Data entries
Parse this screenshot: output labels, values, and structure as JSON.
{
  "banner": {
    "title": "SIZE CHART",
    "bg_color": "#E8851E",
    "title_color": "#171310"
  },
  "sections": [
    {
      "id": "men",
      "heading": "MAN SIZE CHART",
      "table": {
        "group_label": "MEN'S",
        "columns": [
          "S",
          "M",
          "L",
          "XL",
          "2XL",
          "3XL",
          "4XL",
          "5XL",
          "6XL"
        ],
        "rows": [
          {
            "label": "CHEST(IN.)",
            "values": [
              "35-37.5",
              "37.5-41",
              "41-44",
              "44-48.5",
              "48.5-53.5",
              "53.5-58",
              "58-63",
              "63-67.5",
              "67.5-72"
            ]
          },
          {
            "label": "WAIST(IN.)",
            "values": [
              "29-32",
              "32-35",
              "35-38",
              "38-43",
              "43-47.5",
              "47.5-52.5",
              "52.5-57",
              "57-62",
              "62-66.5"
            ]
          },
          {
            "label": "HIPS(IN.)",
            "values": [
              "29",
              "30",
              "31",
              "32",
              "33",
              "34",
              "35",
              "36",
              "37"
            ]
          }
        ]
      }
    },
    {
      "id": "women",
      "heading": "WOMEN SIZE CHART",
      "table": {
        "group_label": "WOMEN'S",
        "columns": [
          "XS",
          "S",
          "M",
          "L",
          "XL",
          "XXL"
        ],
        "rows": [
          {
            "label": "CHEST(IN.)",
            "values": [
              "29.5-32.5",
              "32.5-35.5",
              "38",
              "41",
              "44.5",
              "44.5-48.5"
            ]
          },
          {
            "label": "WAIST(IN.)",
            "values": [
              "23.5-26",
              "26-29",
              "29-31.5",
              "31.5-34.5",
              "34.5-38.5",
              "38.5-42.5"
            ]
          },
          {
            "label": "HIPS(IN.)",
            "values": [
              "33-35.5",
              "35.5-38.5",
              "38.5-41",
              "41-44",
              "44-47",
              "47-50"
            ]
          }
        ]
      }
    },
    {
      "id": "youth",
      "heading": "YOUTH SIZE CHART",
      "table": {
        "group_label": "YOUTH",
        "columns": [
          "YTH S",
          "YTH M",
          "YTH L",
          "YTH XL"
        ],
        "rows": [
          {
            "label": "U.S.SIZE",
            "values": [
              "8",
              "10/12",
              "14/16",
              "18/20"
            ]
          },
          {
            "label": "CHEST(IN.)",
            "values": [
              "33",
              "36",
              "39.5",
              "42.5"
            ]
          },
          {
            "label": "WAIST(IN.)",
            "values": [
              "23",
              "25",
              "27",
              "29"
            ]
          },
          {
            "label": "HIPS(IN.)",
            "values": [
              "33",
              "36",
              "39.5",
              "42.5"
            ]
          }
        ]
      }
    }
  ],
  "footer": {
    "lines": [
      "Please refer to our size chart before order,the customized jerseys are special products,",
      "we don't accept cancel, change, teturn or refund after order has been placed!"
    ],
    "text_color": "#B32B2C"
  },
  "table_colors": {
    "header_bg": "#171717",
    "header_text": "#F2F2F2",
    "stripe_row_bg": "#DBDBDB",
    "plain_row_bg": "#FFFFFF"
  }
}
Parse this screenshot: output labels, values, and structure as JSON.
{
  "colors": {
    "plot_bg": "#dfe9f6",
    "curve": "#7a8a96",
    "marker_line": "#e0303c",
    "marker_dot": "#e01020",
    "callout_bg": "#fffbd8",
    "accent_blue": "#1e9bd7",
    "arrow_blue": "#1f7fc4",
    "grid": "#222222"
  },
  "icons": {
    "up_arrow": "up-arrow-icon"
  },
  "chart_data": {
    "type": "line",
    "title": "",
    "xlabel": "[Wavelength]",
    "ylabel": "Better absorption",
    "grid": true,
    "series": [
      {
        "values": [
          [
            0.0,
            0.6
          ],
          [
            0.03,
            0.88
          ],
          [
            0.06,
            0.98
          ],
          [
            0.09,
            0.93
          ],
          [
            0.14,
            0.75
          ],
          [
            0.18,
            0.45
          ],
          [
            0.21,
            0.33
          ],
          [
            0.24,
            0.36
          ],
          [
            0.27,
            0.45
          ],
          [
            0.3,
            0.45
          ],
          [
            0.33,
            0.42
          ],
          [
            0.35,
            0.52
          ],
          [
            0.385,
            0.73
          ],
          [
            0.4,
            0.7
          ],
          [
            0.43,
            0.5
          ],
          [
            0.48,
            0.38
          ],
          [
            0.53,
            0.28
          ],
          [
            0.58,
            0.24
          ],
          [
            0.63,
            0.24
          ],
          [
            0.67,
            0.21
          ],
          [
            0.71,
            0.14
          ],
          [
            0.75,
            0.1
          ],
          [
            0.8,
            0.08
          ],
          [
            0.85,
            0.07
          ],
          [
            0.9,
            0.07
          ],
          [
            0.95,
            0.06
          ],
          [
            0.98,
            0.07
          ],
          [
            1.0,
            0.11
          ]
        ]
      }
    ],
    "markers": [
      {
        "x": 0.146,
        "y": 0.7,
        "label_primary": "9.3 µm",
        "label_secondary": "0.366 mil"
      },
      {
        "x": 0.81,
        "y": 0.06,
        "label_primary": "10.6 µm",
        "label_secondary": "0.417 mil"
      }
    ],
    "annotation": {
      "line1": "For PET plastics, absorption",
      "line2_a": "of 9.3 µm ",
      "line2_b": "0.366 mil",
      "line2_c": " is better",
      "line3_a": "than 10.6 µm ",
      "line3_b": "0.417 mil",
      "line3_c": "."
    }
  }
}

GOAL ▸ Write out all records exactly, keeping every detail.

CORRECT RESULT ▸
Parse this screenshot: output labels, values, and structure as JSON.
{
  "banner": {
    "title": "SIZE CHART",
    "bg_color": "#E8851E",
    "title_color": "#171310"
  },
  "sections": [
    {
      "id": "men",
      "heading": "MAN SIZE CHART",
      "table": {
        "group_label": "MEN'S",
        "columns": [
          "S",
          "M",
          "L",
          "XL",
          "2XL",
          "3XL",
          "4XL",
          "5XL",
          "6XL"
        ],
        "rows": [
          {
            "label": "CHEST(IN.)",
            "values": [
              "35-37.5",
              "37.5-41",
              "41-44",
              "44-48.5",
              "48.5-53.5",
              "53.5-58",
              "58-63",
              "63-67.5",
              "67.5-72"
            ]
          },
          {
            "label": "WAIST(IN.)",
            "values": [
              "29-32",
              "32-35",
              "35-38",
              "38-43",
              "43-47.5",
              "47.5-52.5",
              "52.5-57",
              "57-62",
              "62-66.5"
            ]
          },
          {
            "label": "HIPS(IN.)",
            "values": [
              "29",
              "30",
              "31",
              "32",
              "33",
              "34",
              "35",
              "36",
              "37"
            ]
          }
        ]
      }
    },
    {
      "id": "women",
      "heading": "WOMEN SIZE CHART",
      "table": {
        "group_label": "WOMEN'S",
        "columns": [
          "XS",
          "S",
          "M",
          "L",
          "XL",
          "XXL"
        ],
        "rows": [
          {
            "label": "CHEST(IN.)",
            "values": [
              "29.5-32.5",
              "32.5-35.5",
              "38",
              "41",
              "44.5",
              "44.5-48.5"
            ]
          },
          {
            "label": "WAIST(IN.)",
            "values": [
              "23.5-26",
              "26-29",
              "29-31.5",
              "31.5-34.5",
              "34.5-38.5",
              "38.5-42.5"
            ]
          },
          {
            "label": "HIPS(IN.)",
            "values": [
              "33-35.5",
              "35.5-38.5",
              "38.5-41",
              "41-44",
              "44-47",
              "47-50"
            ]
          }
        ]
      }
    },
    {
      "id": "youth",
      "heading": "YOUTH SIZE CHART",
      "table": {
        "group_label": "YOUTH",
        "columns": [
          "YTH S",
          "YTH M",
          "YTH L",
          "YTH XL"
        ],
        "rows": [
          {
            "label": "U.S.SIZE",
            "values": [
              "8",
              "10/12",
              "14/16",
              "18/20"
            ]
          },
          {
            "label": "CHEST(IN.)",
            "values": [
              "33",
              "36",
              "39.5",
              "42.5"
            ]
          },
          {
            "label": "WAIST(IN.)",
            "values": [
              "23",
              "25",
              "27",
              "29"
            ]
          },
          {
            "label": "HIPS(IN.)",
            "values": [
              "33",
              "36",
              "39.5",
              "42.5"
            ]
          }
        ]
      }
    }
  ],
  "footer": {
    "lines": [
      "Please refer to our size chart before order,the customized jerseys are special products,",
      "we don't accept cancel, change, teturn or refund after order has been placed!"
    ],
    "text_color": "#B32B2C"
  },
  "table_colors": {
    "header_bg": "#171717",
    "header_text": "#F2F2F2",
    "stripe_row_bg": "#DBDBDB",
    "plain_row_bg": "#FFFFFF"
  }
}
Parse this screenshot: output labels, values, and structure as JSON.
{
  "colors": {
    "plot_bg": "#dfe9f6",
    "curve": "#7a8a96",
    "marker_line": "#e0303c",
    "marker_dot": "#e01020",
    "callout_bg": "#fffbd8",
    "accent_blue": "#1e9bd7",
    "arrow_blue": "#1f7fc4",
    "grid": "#222222"
  },
  "icons": {
    "up_arrow": "up-arrow-icon"
  },
  "chart_data": {
    "type": "line",
    "title": "",
    "xlabel": "[Wavelength]",
    "ylabel": "Better absorption",
    "grid": true,
    "series": [
      {
        "values": [
          [
            0.0,
            0.6
          ],
          [
            0.03,
            0.88
          ],
          [
            0.06,
            0.98
          ],
          [
            0.09,
            0.93
          ],
          [
            0.14,
            0.75
          ],
          [
            0.18,
            0.45
          ],
          [
            0.21,
            0.33
          ],
          [
            0.24,
            0.36
          ],
          [
            0.27,
            0.45
          ],
          [
            0.3,
            0.45
          ],
          [
            0.33,
            0.42
          ],
          [
            0.35,
            0.52
          ],
          [
            0.385,
            0.73
          ],
          [
            0.4,
            0.7
          ],
          [
            0.43,
            0.5
          ],
          [
            0.48,
            0.38
          ],
          [
            0.53,
            0.28
          ],
          [
            0.58,
            0.24
          ],
          [
            0.63,
            0.24
          ],
          [
            0.67,
            0.21
          ],
          [
            0.71,
            0.14
          ],
          [
            0.75,
            0.1
          ],
          [
            0.8,
            0.08
          ],
          [
            0.85,
            0.07
          ],
          [
            0.9,
            0.07
          ],
          [
            0.95,
            0.06
          ],
          [
            0.98,
            0.07
          ],
          [
            1.0,
            0.11
          ]
        ]
      }
    ],
    "markers": [
      {
        "x": 0.146,
        "y": 0.7,
        "label_primary": "9.3 µm",
        "label_secondary": "0.366 mil"
      },
      {
        "x": 0.81,
        "y": 0.06,
        "label_primary": "10.6 µm",
        "label_secondary": "0.417 mil"
      }
    ],
    "annotation": {
      "line1": "For PET plastics, absorption",
      "line2_a": "of 9.3 µm ",
      "line2_b": "0.366 mil",
      "line2_c": " is better",
      "line3_a": "than 10.6 µm ",
      "line3_b": "0.417 mil",
      "line3_c": "."
    }
  }
}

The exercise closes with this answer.